*WHAT IS NEEDED*
Repeat the listing line for line, starting at its first line and stopping after the line that contains "status-bar: No SIM 5:31 PM 77% [0,0,563,32]".

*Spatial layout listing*
# # # # # # #
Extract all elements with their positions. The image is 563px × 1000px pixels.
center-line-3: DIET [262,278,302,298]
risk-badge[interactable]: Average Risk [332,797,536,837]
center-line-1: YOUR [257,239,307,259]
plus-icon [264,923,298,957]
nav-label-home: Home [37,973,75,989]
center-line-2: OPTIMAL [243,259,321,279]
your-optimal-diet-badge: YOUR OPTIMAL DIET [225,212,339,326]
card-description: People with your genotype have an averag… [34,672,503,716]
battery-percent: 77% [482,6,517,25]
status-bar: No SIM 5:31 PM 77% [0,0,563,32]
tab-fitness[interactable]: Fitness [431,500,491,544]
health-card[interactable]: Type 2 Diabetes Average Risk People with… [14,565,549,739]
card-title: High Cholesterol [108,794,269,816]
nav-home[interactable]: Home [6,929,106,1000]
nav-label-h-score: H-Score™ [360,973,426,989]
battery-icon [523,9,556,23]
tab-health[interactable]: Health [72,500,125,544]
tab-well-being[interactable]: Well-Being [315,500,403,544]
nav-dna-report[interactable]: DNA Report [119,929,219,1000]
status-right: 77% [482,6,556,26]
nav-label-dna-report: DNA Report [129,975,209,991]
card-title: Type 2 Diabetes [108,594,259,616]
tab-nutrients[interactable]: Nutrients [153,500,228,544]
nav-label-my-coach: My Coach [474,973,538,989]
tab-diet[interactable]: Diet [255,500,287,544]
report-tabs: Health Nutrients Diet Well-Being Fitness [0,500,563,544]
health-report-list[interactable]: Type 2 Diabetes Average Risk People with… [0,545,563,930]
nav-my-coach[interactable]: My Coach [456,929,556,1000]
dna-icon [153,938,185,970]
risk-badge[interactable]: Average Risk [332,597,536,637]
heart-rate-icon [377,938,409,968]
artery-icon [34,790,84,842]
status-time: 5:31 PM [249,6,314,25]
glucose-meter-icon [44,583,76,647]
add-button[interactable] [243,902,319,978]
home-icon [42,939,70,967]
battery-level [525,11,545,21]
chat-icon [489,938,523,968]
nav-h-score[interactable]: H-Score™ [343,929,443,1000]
# # # # # # #
*EXPECTED ANSWER*
Extract all elements with their positions. The image is 563px × 1000px pixels.
center-line-3: DIET [262,278,302,298]
risk-badge[interactable]: Average Risk [332,797,536,837]
center-line-1: YOUR [257,239,307,259]
plus-icon [264,923,298,957]
nav-label-home: Home [37,973,75,989]
center-line-2: OPTIMAL [243,259,321,279]
your-optimal-diet-badge: YOUR OPTIMAL DIET [225,212,339,326]
card-description: People with your genotype have an averag… [34,672,503,716]
battery-percent: 77% [482,6,517,25]
status-bar: No SIM 5:31 PM 77% [0,0,563,32]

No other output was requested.